**Written problem**:
Every record below is to be retyped exactly.

**Rows**:

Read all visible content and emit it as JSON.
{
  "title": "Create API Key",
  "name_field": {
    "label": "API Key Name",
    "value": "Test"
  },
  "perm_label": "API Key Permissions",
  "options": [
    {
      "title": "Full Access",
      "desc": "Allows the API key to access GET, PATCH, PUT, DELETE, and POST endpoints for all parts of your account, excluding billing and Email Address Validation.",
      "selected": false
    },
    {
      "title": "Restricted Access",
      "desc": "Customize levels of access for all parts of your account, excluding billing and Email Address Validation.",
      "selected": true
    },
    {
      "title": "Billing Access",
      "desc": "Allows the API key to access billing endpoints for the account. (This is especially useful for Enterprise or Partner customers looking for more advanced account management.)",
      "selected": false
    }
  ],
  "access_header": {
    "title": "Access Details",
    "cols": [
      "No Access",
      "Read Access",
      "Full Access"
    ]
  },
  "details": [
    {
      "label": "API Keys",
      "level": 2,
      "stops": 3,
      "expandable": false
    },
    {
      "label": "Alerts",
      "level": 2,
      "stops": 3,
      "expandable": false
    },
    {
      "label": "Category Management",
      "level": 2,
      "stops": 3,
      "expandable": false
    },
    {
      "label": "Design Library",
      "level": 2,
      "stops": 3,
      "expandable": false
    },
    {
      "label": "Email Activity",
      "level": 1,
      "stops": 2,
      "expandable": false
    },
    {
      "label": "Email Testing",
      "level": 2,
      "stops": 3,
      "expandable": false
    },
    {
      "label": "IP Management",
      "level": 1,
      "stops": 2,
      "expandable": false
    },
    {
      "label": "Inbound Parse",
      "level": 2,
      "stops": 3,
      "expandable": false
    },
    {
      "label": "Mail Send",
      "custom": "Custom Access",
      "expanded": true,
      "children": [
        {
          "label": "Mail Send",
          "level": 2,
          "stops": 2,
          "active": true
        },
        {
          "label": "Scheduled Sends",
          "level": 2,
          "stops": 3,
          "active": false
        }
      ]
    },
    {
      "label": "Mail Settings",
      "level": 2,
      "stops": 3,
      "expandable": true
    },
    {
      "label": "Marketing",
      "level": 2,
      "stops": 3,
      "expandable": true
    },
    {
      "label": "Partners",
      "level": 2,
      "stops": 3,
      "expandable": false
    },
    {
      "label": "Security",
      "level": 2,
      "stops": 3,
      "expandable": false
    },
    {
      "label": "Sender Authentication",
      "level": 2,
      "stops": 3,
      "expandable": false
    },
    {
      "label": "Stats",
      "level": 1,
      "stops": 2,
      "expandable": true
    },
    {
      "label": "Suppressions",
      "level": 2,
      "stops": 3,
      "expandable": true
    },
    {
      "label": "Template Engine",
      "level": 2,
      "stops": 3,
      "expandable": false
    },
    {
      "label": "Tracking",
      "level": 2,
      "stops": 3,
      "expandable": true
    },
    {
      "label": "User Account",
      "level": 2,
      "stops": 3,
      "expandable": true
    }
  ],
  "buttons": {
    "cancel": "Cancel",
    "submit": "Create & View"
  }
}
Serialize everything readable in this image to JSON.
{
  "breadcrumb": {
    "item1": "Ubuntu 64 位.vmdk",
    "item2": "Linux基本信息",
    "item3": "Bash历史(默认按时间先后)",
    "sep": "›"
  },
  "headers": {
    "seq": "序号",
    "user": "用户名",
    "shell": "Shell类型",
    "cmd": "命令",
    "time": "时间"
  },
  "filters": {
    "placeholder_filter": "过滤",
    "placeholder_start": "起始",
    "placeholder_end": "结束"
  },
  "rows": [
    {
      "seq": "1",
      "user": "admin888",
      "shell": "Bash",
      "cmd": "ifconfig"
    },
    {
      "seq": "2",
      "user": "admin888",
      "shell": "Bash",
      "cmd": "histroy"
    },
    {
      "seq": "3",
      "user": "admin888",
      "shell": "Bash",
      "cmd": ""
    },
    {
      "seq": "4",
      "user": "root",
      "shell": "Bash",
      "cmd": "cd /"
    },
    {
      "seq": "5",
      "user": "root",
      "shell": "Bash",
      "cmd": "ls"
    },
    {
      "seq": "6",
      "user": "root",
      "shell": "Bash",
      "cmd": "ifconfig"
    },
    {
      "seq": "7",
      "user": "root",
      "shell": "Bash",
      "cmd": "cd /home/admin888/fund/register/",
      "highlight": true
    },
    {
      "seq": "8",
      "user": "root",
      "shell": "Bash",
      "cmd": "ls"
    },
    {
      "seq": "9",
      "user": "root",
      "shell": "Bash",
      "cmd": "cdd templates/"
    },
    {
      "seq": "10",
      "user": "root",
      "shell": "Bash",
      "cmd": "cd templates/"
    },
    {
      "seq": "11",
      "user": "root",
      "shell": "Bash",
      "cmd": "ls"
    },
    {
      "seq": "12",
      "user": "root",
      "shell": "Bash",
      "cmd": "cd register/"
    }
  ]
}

**Reply to the task**:
Read all visible content and emit it as JSON.
{
  "title": "Create API Key",
  "name_field": {
    "label": "API Key Name",
    "value": "Test"
  },
  "perm_label": "API Key Permissions",
  "options": [
    {
      "title": "Full Access",
      "desc": "Allows the API key to access GET, PATCH, PUT, DELETE, and POST endpoints for all parts of your account, excluding billing and Email Address Validation.",
      "selected": false
    },
    {
      "title": "Restricted Access",
      "desc": "Customize levels of access for all parts of your account, excluding billing and Email Address Validation.",
      "selected": true
    },
    {
      "title": "Billing Access",
      "desc": "Allows the API key to access billing endpoints for the account. (This is especially useful for Enterprise or Partner customers looking for more advanced account management.)",
      "selected": false
    }
  ],
  "access_header": {
    "title": "Access Details",
    "cols": [
      "No Access",
      "Read Access",
      "Full Access"
    ]
  },
  "details": [
    {
      "label": "API Keys",
      "level": 2,
      "stops": 3,
      "expandable": false
    },
    {
      "label": "Alerts",
      "level": 2,
      "stops": 3,
      "expandable": false
    },
    {
      "label": "Category Management",
      "level": 2,
      "stops": 3,
      "expandable": false
    },
    {
      "label": "Design Library",
      "level": 2,
      "stops": 3,
      "expandable": false
    },
    {
      "label": "Email Activity",
      "level": 1,
      "stops": 2,
      "expandable": false
    },
    {
      "label": "Email Testing",
      "level": 2,
      "stops": 3,
      "expandable": false
    },
    {
      "label": "IP Management",
      "level": 1,
      "stops": 2,
      "expandable": false
    },
    {
      "label": "Inbound Parse",
      "level": 2,
      "stops": 3,
      "expandable": false
    },
    {
      "label": "Mail Send",
      "custom": "Custom Access",
      "expanded": true,
      "children": [
        {
          "label": "Mail Send",
          "level": 2,
          "stops": 2,
          "active": true
        },
        {
          "label": "Scheduled Sends",
          "level": 2,
          "stops": 3,
          "active": false
        }
      ]
    },
    {
      "label": "Mail Settings",
      "level": 2,
      "stops": 3,
      "expandable": true
    },
    {
      "label": "Marketing",
      "level": 2,
      "stops": 3,
      "expandable": true
    },
    {
      "label": "Partners",
      "level": 2,
      "stops": 3,
      "expandable": false
    },
    {
      "label": "Security",
      "level": 2,
      "stops": 3,
      "expandable": false
    },
    {
      "label": "Sender Authentication",
      "level": 2,
      "stops": 3,
      "expandable": false
    },
    {
      "label": "Stats",
      "level": 1,
      "stops": 2,
      "expandable": true
    },
    {
      "label": "Suppressions",
      "level": 2,
      "stops": 3,
      "expandable": true
    },
    {
      "label": "Template Engine",
      "level": 2,
      "stops": 3,
      "expandable": false
    },
    {
      "label": "Tracking",
      "level": 2,
      "stops": 3,
      "expandable": true
    },
    {
      "label": "User Account",
      "level": 2,
      "stops": 3,
      "expandable": true
    }
  ],
  "buttons": {
    "cancel": "Cancel",
    "submit": "Create & View"
  }
}
Serialize everything readable in this image to JSON.
{
  "breadcrumb": {
    "item1": "Ubuntu 64 位.vmdk",
    "item2": "Linux基本信息",
    "item3": "Bash历史(默认按时间先后)",
    "sep": "›"
  },
  "headers": {
    "seq": "序号",
    "user": "用户名",
    "shell": "Shell类型",
    "cmd": "命令",
    "time": "时间"
  },
  "filters": {
    "placeholder_filter": "过滤",
    "placeholder_start": "起始",
    "placeholder_end": "结束"
  },
  "rows": [
    {
      "seq": "1",
      "user": "admin888",
      "shell": "Bash",
      "cmd": "ifconfig"
    },
    {
      "seq": "2",
      "user": "admin888",
      "shell": "Bash",
      "cmd": "histroy"
    },
    {
      "seq": "3",
      "user": "admin888",
      "shell": "Bash",
      "cmd": ""
    },
    {
      "seq": "4",
      "user": "root",
      "shell": "Bash",
      "cmd": "cd /"
    },
    {
      "seq": "5",
      "user": "root",
      "shell": "Bash",
      "cmd": "ls"
    },
    {
      "seq": "6",
      "user": "root",
      "shell": "Bash",
      "cmd": "ifconfig"
    },
    {
      "seq": "7",
      "user": "root",
      "shell": "Bash",
      "cmd": "cd /home/admin888/fund/register/",
      "highlight": true
    },
    {
      "seq": "8",
      "user": "root",
      "shell": "Bash",
      "cmd": "ls"
    },
    {
      "seq": "9",
      "user": "root",
      "shell": "Bash",
      "cmd": "cdd templates/"
    },
    {
      "seq": "10",
      "user": "root",
      "shell": "Bash",
      "cmd": "cd templates/"
    },
    {
      "seq": "11",
      "user": "root",
      "shell": "Bash",
      "cmd": "ls"
    },
    {
      "seq": "12",
      "user": "root",
      "shell": "Bash",
      "cmd": "cd register/"
    }
  ]
}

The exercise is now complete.